▶ _Prompt_:
Lines containing the word "ИНКЛЮЗИВНОМ" are the ones to copy from the records below.

▶ _Records shown_:

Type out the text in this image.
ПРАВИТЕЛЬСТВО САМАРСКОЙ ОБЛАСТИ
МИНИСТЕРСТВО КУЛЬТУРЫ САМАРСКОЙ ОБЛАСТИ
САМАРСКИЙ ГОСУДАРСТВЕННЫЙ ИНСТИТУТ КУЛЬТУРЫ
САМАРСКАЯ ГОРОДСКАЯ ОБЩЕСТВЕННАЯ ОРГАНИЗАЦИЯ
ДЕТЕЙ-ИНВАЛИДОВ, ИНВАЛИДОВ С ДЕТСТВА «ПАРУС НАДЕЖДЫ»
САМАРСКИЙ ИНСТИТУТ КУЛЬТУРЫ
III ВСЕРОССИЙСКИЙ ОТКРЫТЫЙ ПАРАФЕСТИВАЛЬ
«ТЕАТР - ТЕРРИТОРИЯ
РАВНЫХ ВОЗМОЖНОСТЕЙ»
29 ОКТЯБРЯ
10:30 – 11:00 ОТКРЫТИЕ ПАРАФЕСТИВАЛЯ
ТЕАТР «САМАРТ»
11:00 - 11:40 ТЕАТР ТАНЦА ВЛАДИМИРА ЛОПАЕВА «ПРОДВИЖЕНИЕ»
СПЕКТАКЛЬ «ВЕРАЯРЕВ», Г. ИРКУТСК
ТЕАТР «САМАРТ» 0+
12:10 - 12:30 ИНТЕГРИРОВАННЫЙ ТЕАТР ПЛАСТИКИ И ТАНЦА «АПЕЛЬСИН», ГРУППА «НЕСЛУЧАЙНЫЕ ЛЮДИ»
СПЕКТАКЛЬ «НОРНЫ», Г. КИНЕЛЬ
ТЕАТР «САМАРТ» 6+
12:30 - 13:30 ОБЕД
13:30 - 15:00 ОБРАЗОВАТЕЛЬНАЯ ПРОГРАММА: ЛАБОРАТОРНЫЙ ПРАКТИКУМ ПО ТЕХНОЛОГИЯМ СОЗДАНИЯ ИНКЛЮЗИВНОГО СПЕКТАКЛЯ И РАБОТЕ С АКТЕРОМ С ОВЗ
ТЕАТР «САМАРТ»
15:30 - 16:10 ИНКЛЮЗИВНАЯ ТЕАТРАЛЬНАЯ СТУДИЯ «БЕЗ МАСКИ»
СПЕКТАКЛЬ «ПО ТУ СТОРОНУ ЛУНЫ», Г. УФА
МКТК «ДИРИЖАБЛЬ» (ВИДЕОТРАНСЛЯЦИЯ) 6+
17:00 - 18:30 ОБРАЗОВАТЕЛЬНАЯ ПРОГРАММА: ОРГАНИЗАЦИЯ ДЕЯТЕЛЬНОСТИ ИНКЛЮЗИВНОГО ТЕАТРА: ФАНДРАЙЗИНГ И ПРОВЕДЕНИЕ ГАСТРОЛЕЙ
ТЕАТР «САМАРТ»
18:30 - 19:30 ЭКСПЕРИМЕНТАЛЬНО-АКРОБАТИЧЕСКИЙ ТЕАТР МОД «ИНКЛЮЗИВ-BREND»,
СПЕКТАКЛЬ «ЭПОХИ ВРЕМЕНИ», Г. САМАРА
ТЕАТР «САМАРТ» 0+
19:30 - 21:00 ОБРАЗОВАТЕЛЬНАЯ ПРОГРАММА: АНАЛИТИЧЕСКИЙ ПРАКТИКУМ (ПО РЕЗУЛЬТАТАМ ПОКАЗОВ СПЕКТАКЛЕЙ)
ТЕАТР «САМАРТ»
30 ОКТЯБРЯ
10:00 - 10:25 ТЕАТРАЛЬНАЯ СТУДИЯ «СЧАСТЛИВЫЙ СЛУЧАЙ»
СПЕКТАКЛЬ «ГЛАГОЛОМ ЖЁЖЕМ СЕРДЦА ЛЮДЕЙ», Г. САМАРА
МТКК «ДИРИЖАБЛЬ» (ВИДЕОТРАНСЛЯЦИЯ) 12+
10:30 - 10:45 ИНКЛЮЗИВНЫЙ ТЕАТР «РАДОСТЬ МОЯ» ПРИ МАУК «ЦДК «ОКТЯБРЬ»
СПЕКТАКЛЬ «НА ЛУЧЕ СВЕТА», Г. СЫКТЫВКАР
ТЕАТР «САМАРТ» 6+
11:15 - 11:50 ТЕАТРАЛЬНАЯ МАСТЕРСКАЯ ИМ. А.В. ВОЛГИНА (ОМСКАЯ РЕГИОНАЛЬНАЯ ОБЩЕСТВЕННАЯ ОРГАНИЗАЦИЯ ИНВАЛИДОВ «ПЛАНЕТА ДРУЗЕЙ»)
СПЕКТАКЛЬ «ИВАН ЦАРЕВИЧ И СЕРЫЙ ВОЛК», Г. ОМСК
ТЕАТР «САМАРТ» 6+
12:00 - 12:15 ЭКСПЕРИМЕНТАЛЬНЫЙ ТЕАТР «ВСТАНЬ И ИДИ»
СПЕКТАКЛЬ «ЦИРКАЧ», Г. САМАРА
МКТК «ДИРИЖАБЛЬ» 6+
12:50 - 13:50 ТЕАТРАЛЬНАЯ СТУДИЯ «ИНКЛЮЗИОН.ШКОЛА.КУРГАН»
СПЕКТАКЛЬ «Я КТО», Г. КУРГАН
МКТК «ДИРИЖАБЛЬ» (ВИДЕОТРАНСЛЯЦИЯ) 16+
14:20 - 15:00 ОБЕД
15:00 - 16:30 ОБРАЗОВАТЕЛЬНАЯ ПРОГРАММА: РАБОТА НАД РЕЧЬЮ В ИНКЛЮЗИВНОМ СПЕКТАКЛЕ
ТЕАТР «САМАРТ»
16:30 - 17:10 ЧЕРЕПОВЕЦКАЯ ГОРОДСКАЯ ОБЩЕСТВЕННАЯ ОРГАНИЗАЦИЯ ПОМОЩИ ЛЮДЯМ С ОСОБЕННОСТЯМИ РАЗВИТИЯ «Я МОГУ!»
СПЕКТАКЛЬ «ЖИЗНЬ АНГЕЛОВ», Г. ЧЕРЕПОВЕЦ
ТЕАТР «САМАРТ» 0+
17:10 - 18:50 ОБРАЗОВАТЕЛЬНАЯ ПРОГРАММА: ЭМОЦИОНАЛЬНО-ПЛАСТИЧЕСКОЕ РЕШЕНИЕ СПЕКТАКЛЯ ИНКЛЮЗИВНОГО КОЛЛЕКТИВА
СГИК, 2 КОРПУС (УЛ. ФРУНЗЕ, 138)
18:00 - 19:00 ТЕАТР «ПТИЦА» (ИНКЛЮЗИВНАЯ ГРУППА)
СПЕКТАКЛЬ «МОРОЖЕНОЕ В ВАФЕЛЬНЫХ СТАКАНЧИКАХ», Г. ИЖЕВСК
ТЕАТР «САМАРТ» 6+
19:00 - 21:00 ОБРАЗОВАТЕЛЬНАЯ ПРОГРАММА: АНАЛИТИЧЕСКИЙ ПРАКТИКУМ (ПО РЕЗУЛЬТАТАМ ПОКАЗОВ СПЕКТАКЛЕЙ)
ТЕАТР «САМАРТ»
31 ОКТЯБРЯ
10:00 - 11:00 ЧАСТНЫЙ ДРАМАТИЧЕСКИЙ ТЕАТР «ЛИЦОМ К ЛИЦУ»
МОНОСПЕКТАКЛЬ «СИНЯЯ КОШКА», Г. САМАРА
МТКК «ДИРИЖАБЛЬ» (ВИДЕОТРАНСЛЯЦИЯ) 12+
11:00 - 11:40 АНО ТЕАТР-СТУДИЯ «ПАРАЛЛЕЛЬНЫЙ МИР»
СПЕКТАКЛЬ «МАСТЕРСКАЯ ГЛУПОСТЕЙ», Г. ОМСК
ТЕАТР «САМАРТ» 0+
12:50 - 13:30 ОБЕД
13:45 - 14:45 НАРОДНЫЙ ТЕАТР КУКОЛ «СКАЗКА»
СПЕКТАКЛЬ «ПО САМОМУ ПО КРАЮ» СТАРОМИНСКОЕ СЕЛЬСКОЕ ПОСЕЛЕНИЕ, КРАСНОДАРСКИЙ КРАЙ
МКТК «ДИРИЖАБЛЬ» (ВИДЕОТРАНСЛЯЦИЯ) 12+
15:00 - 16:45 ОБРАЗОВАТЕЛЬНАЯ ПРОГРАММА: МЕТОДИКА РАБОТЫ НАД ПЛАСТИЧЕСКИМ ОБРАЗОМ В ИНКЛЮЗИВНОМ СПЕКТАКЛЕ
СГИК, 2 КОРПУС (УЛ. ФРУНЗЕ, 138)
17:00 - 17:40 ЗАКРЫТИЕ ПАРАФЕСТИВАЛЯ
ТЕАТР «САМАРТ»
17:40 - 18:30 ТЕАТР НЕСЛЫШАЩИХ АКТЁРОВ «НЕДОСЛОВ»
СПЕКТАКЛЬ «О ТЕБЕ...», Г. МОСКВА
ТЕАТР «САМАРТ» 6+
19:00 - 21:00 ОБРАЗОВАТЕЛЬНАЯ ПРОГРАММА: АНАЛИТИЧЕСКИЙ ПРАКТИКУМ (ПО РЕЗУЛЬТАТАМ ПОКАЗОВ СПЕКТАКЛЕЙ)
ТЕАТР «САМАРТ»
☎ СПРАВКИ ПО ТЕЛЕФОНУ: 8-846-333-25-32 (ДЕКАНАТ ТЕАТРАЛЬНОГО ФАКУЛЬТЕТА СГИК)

▶ _Task answer_:
15:00 - 16:30 ОБРАЗОВАТЕЛЬНАЯ ПРОГРАММА: РАБОТА НАД РЕЧЬЮ В ИНКЛЮЗИВНОМ СПЕКТАКЛЕ
15:00 - 16:45 ОБРАЗОВАТЕЛЬНАЯ ПРОГРАММА: МЕТОДИКА РАБОТЫ НАД ПЛАСТИЧЕСКИМ ОБРАЗОМ В ИНКЛЮЗИВНОМ СПЕКТАКЛЕ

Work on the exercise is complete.